SHORT EXERCISE
Print all the entries verbatim.

RECORDS SHOWN
-- BEGIN --

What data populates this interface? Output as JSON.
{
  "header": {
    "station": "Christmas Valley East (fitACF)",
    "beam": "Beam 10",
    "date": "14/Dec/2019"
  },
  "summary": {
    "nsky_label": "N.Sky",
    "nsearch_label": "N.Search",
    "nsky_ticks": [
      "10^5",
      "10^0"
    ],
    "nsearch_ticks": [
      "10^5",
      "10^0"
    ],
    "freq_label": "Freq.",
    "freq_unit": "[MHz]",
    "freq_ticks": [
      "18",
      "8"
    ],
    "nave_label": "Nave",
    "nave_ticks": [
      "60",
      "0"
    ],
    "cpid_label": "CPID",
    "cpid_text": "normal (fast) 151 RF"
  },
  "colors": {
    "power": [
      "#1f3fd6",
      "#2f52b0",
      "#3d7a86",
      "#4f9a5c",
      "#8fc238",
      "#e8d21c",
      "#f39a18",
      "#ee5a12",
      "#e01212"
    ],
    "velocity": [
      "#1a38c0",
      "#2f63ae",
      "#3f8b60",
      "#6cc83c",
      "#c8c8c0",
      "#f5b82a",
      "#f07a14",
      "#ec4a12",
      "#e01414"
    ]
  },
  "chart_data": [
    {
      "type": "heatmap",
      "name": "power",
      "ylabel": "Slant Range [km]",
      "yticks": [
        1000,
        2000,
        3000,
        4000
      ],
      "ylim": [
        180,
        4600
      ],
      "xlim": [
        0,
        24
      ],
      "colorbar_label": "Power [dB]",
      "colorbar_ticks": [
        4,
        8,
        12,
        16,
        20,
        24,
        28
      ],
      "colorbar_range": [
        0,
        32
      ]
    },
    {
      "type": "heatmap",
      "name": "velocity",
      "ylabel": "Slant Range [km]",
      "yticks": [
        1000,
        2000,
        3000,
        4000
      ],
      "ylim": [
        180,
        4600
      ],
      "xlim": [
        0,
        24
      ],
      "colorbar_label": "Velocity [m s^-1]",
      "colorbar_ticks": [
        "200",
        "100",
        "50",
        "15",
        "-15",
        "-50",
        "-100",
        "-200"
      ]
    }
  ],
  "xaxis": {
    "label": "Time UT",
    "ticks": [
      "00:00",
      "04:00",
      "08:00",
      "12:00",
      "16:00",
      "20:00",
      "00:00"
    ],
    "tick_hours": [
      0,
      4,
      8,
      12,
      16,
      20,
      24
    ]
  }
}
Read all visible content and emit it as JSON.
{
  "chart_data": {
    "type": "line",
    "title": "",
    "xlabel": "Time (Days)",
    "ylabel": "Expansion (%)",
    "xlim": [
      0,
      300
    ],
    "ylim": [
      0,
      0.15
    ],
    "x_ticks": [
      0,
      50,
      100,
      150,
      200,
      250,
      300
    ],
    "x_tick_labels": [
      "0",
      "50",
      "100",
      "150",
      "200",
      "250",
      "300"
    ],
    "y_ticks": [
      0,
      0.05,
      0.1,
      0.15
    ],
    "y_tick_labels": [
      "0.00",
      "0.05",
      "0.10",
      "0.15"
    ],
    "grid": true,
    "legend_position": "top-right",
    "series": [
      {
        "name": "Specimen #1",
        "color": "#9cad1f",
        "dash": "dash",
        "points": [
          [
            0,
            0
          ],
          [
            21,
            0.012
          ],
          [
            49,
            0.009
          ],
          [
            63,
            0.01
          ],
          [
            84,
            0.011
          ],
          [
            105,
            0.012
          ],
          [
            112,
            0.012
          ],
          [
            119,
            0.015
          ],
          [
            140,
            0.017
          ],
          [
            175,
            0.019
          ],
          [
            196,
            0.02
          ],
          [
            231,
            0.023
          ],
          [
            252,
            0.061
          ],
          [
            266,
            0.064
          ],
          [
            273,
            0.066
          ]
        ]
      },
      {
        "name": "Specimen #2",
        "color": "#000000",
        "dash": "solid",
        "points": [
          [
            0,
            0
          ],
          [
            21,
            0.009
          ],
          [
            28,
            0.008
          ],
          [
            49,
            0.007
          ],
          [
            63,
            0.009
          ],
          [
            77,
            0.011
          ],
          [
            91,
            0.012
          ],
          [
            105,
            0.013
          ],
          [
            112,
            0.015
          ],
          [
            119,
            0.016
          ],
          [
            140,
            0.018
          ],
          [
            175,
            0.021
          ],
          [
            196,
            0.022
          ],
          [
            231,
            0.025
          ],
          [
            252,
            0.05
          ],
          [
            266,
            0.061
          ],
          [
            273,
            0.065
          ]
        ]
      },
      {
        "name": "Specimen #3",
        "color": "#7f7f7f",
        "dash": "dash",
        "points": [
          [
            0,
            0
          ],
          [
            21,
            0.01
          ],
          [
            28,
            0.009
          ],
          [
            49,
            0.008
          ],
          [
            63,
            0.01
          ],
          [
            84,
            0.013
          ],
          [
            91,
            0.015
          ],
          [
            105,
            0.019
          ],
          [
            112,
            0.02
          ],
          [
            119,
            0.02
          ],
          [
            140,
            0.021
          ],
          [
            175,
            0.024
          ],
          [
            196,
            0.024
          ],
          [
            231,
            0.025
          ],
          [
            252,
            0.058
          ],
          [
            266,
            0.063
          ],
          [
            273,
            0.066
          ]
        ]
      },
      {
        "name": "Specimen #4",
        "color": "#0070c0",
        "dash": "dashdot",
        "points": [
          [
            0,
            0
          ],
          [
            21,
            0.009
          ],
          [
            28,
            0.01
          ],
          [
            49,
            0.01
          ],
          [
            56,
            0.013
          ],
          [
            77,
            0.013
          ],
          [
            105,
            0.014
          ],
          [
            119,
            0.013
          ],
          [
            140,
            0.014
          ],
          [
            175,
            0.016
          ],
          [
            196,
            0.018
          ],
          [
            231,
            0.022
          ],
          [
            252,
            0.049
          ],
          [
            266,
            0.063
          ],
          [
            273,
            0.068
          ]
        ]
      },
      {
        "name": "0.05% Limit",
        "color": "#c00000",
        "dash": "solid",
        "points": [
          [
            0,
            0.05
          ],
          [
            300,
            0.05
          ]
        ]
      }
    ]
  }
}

-- END --

EXERCISE RESULT
What data populates this interface? Output as JSON.
{
  "header": {
    "station": "Christmas Valley East (fitACF)",
    "beam": "Beam 10",
    "date": "14/Dec/2019"
  },
  "summary": {
    "nsky_label": "N.Sky",
    "nsearch_label": "N.Search",
    "nsky_ticks": [
      "10^5",
      "10^0"
    ],
    "nsearch_ticks": [
      "10^5",
      "10^0"
    ],
    "freq_label": "Freq.",
    "freq_unit": "[MHz]",
    "freq_ticks": [
      "18",
      "8"
    ],
    "nave_label": "Nave",
    "nave_ticks": [
      "60",
      "0"
    ],
    "cpid_label": "CPID",
    "cpid_text": "normal (fast) 151 RF"
  },
  "colors": {
    "power": [
      "#1f3fd6",
      "#2f52b0",
      "#3d7a86",
      "#4f9a5c",
      "#8fc238",
      "#e8d21c",
      "#f39a18",
      "#ee5a12",
      "#e01212"
    ],
    "velocity": [
      "#1a38c0",
      "#2f63ae",
      "#3f8b60",
      "#6cc83c",
      "#c8c8c0",
      "#f5b82a",
      "#f07a14",
      "#ec4a12",
      "#e01414"
    ]
  },
  "chart_data": [
    {
      "type": "heatmap",
      "name": "power",
      "ylabel": "Slant Range [km]",
      "yticks": [
        1000,
        2000,
        3000,
        4000
      ],
      "ylim": [
        180,
        4600
      ],
      "xlim": [
        0,
        24
      ],
      "colorbar_label": "Power [dB]",
      "colorbar_ticks": [
        4,
        8,
        12,
        16,
        20,
        24,
        28
      ],
      "colorbar_range": [
        0,
        32
      ]
    },
    {
      "type": "heatmap",
      "name": "velocity",
      "ylabel": "Slant Range [km]",
      "yticks": [
        1000,
        2000,
        3000,
        4000
      ],
      "ylim": [
        180,
        4600
      ],
      "xlim": [
        0,
        24
      ],
      "colorbar_label": "Velocity [m s^-1]",
      "colorbar_ticks": [
        "200",
        "100",
        "50",
        "15",
        "-15",
        "-50",
        "-100",
        "-200"
      ]
    }
  ],
  "xaxis": {
    "label": "Time UT",
    "ticks": [
      "00:00",
      "04:00",
      "08:00",
      "12:00",
      "16:00",
      "20:00",
      "00:00"
    ],
    "tick_hours": [
      0,
      4,
      8,
      12,
      16,
      20,
      24
    ]
  }
}
Read all visible content and emit it as JSON.
{
  "chart_data": {
    "type": "line",
    "title": "",
    "xlabel": "Time (Days)",
    "ylabel": "Expansion (%)",
    "xlim": [
      0,
      300
    ],
    "ylim": [
      0,
      0.15
    ],
    "x_ticks": [
      0,
      50,
      100,
      150,
      200,
      250,
      300
    ],
    "x_tick_labels": [
      "0",
      "50",
      "100",
      "150",
      "200",
      "250",
      "300"
    ],
    "y_ticks": [
      0,
      0.05,
      0.1,
      0.15
    ],
    "y_tick_labels": [
      "0.00",
      "0.05",
      "0.10",
      "0.15"
    ],
    "grid": true,
    "legend_position": "top-right",
    "series": [
      {
        "name": "Specimen #1",
        "color": "#9cad1f",
        "dash": "dash",
        "points": [
          [
            0,
            0
          ],
          [
            21,
            0.012
          ],
          [
            49,
            0.009
          ],
          [
            63,
            0.01
          ],
          [
            84,
            0.011
          ],
          [
            105,
            0.012
          ],
          [
            112,
            0.012
          ],
          [
            119,
            0.015
          ],
          [
            140,
            0.017
          ],
          [
            175,
            0.019
          ],
          [
            196,
            0.02
          ],
          [
            231,
            0.023
          ],
          [
            252,
            0.061
          ],
          [
            266,
            0.064
          ],
          [
            273,
            0.066
          ]
        ]
      },
      {
        "name": "Specimen #2",
        "color": "#000000",
        "dash": "solid",
        "points": [
          [
            0,
            0
          ],
          [
            21,
            0.009
          ],
          [
            28,
            0.008
          ],
          [
            49,
            0.007
          ],
          [
            63,
            0.009
          ],
          [
            77,
            0.011
          ],
          [
            91,
            0.012
          ],
          [
            105,
            0.013
          ],
          [
            112,
            0.015
          ],
          [
            119,
            0.016
          ],
          [
            140,
            0.018
          ],
          [
            175,
            0.021
          ],
          [
            196,
            0.022
          ],
          [
            231,
            0.025
          ],
          [
            252,
            0.05
          ],
          [
            266,
            0.061
          ],
          [
            273,
            0.065
          ]
        ]
      },
      {
        "name": "Specimen #3",
        "color": "#7f7f7f",
        "dash": "dash",
        "points": [
          [
            0,
            0
          ],
          [
            21,
            0.01
          ],
          [
            28,
            0.009
          ],
          [
            49,
            0.008
          ],
          [
            63,
            0.01
          ],
          [
            84,
            0.013
          ],
          [
            91,
            0.015
          ],
          [
            105,
            0.019
          ],
          [
            112,
            0.02
          ],
          [
            119,
            0.02
          ],
          [
            140,
            0.021
          ],
          [
            175,
            0.024
          ],
          [
            196,
            0.024
          ],
          [
            231,
            0.025
          ],
          [
            252,
            0.058
          ],
          [
            266,
            0.063
          ],
          [
            273,
            0.066
          ]
        ]
      },
      {
        "name": "Specimen #4",
        "color": "#0070c0",
        "dash": "dashdot",
        "points": [
          [
            0,
            0
          ],
          [
            21,
            0.009
          ],
          [
            28,
            0.01
          ],
          [
            49,
            0.01
          ],
          [
            56,
            0.013
          ],
          [
            77,
            0.013
          ],
          [
            105,
            0.014
          ],
          [
            119,
            0.013
          ],
          [
            140,
            0.014
          ],
          [
            175,
            0.016
          ],
          [
            196,
            0.018
          ],
          [
            231,
            0.022
          ],
          [
            252,
            0.049
          ],
          [
            266,
            0.063
          ],
          [
            273,
            0.068
          ]
        ]
      },
      {
        "name": "0.05% Limit",
        "color": "#c00000",
        "dash": "solid",
        "points": [
          [
            0,
            0.05
          ],
          [
            300,
            0.05
          ]
        ]
      }
    ]
  }
}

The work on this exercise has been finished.